# Start of RECORDS FOR PROCESSING
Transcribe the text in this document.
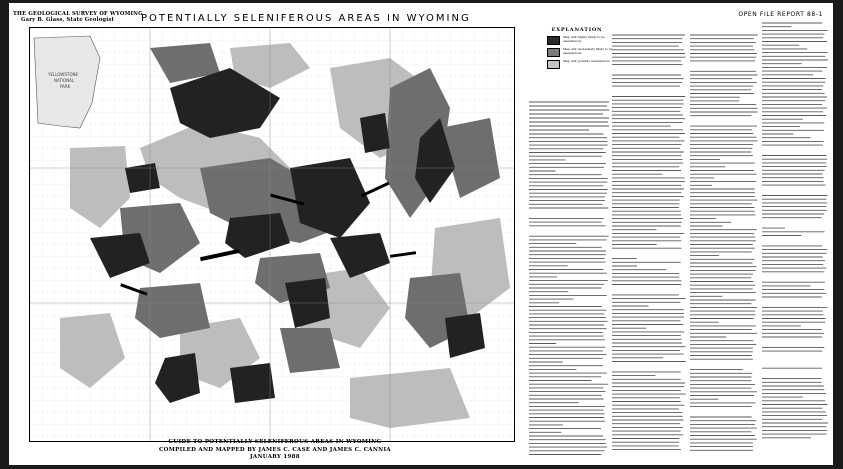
THE GEOLOGICAL SURVEY OF WYOMING
Gary B. Glass, State Geologist	POTENTIALLY SELENIFEROUS AREAS IN WYOMING	OPEN FILE REPORT 88-1
YELLOWSTONE
NATIONAL
PARK

GUIDE TO POTENTIALLY SELENIFEROUS AREAS IN WYOMING
COMPILED AND MAPPED BY JAMES C. CASE AND JAMES C. CANNIA
JANUARY 1988
EXPLANATION
Map unit highly likely to be seleniferous
Map unit moderately likely to be seleniferous
Map unit possibly seleniferous
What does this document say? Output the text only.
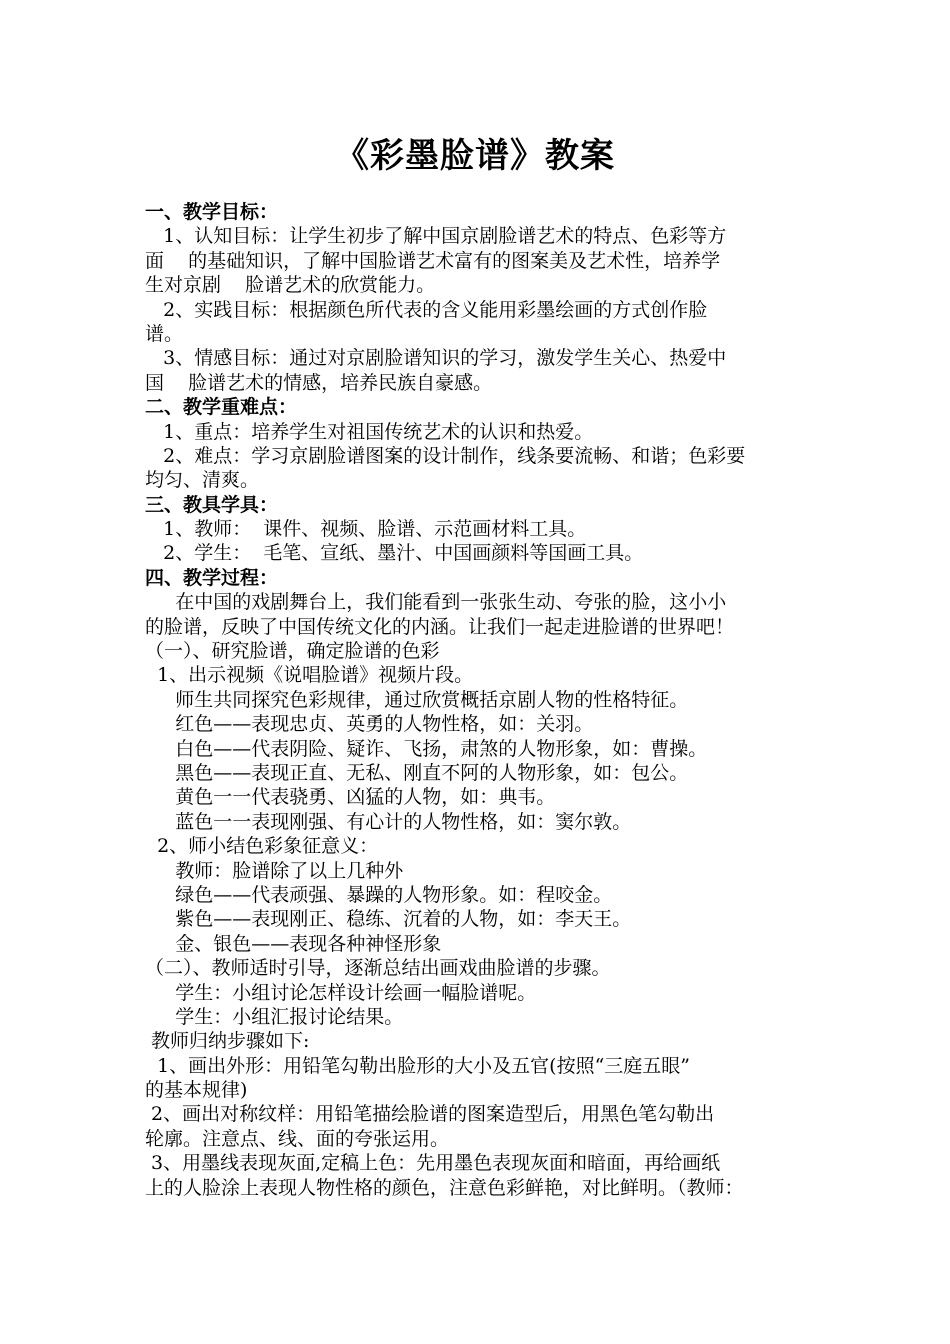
《彩墨脸谱》教案
一、教学目标：
1、认知目标：让学生初步了解中国京剧脸谱艺术的特点、色彩等方
面    的基础知识，了解中国脸谱艺术富有的图案美及艺术性，培养学
生对京剧    脸谱艺术的欣赏能力。
2、实践目标：根据颜色所代表的含义能用彩墨绘画的方式创作脸
谱。
3、情感目标：通过对京剧脸谱知识的学习，激发学生关心、热爱中
国    脸谱艺术的情感，培养民族自豪感。
二、教学重难点：
1、重点：培养学生对祖国传统艺术的认识和热爱。
2、难点：学习京剧脸谱图案的设计制作，线条要流畅、和谐；色彩要
均匀、清爽。
三、教具学具：
1、教师：  课件、视频、脸谱、示范画材料工具。
2、学生：  毛笔、宣纸、墨汁、中国画颜料等国画工具。
四、教学过程：
在中国的戏剧舞台上，我们能看到一张张生动、夸张的脸，这小小
的脸谱，反映了中国传统文化的内涵。让我们一起走进脸谱的世界吧！
（一）、研究脸谱，确定脸谱的色彩
1、出示视频《说唱脸谱》视频片段。
师生共同探究色彩规律，通过欣赏概括京剧人物的性格特征。
红色——表现忠贞、英勇的人物性格，如：关羽。
白色——代表阴险、疑诈、飞扬，肃煞的人物形象，如：曹操。
黑色——表现正直、无私、刚直不阿的人物形象，如：包公。
黄色一一代表骁勇、凶猛的人物，如：典韦。
蓝色一一表现刚强、有心计的人物性格，如：窦尔敦。
2、师小结色彩象征意义：
教师：脸谱除了以上几种外
绿色——代表顽强、暴躁的人物形象。如：程咬金。
紫色——表现刚正、稳练、沉着的人物，如：李天王。
金、银色——表现各种神怪形象
（二）、教师适时引导，逐渐总结出画戏曲脸谱的步骤。
学生：小组讨论怎样设计绘画一幅脸谱呢。
学生：小组汇报讨论结果。
教师归纳步骤如下:
1、画出外形：用铅笔勾勒出脸形的大小及五官(按照“三庭五眼”
的基本规律)
2、画出对称纹样：用铅笔描绘脸谱的图案造型后，用黑色笔勾勒出
轮廓。注意点、线、面的夸张运用。
3、用墨线表现灰面,定稿上色：先用墨色表现灰面和暗面，再给画纸
上的人脸涂上表现人物性格的颜色，注意色彩鲜艳，对比鲜明。（教师：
# End of RECORDS FOR PROCESSING
- [WRITTEN REQUEST] Go through the listing above and quote it exactly, apart from its images.

- [RESULT FOR THIS EXERCISE]
Transcribe the text in this document.
THE GEOLOGICAL SURVEY OF WYOMING
Gary B. Glass, State Geologist	POTENTIALLY SELENIFEROUS AREAS IN WYOMING	OPEN FILE REPORT 88-1
YELLOWSTONE
NATIONAL
PARK

GUIDE TO POTENTIALLY SELENIFEROUS AREAS IN WYOMING
COMPILED AND MAPPED BY JAMES C. CASE AND JAMES C. CANNIA
JANUARY 1988
EXPLANATION
Map unit highly likely to be seleniferous
Map unit moderately likely to be seleniferous
Map unit possibly seleniferous
What does this document say? Output the text only.
《彩墨脸谱》教案
一、教学目标：
1、认知目标：让学生初步了解中国京剧脸谱艺术的特点、色彩等方
面    的基础知识，了解中国脸谱艺术富有的图案美及艺术性，培养学
生对京剧    脸谱艺术的欣赏能力。
2、实践目标：根据颜色所代表的含义能用彩墨绘画的方式创作脸
谱。
3、情感目标：通过对京剧脸谱知识的学习，激发学生关心、热爱中
国    脸谱艺术的情感，培养民族自豪感。
二、教学重难点：
1、重点：培养学生对祖国传统艺术的认识和热爱。
2、难点：学习京剧脸谱图案的设计制作，线条要流畅、和谐；色彩要
均匀、清爽。
三、教具学具：
1、教师：  课件、视频、脸谱、示范画材料工具。
2、学生：  毛笔、宣纸、墨汁、中国画颜料等国画工具。
四、教学过程：
在中国的戏剧舞台上，我们能看到一张张生动、夸张的脸，这小小
的脸谱，反映了中国传统文化的内涵。让我们一起走进脸谱的世界吧！
（一）、研究脸谱，确定脸谱的色彩
1、出示视频《说唱脸谱》视频片段。
师生共同探究色彩规律，通过欣赏概括京剧人物的性格特征。
红色——表现忠贞、英勇的人物性格，如：关羽。
白色——代表阴险、疑诈、飞扬，肃煞的人物形象，如：曹操。
黑色——表现正直、无私、刚直不阿的人物形象，如：包公。
黄色一一代表骁勇、凶猛的人物，如：典韦。
蓝色一一表现刚强、有心计的人物性格，如：窦尔敦。
2、师小结色彩象征意义：
教师：脸谱除了以上几种外
绿色——代表顽强、暴躁的人物形象。如：程咬金。
紫色——表现刚正、稳练、沉着的人物，如：李天王。
金、银色——表现各种神怪形象
（二）、教师适时引导，逐渐总结出画戏曲脸谱的步骤。
学生：小组讨论怎样设计绘画一幅脸谱呢。
学生：小组汇报讨论结果。
教师归纳步骤如下:
1、画出外形：用铅笔勾勒出脸形的大小及五官(按照“三庭五眼”
的基本规律)
2、画出对称纹样：用铅笔描绘脸谱的图案造型后，用黑色笔勾勒出
轮廓。注意点、线、面的夸张运用。
3、用墨线表现灰面,定稿上色：先用墨色表现灰面和暗面，再给画纸
上的人脸涂上表现人物性格的颜色，注意色彩鲜艳，对比鲜明。（教师：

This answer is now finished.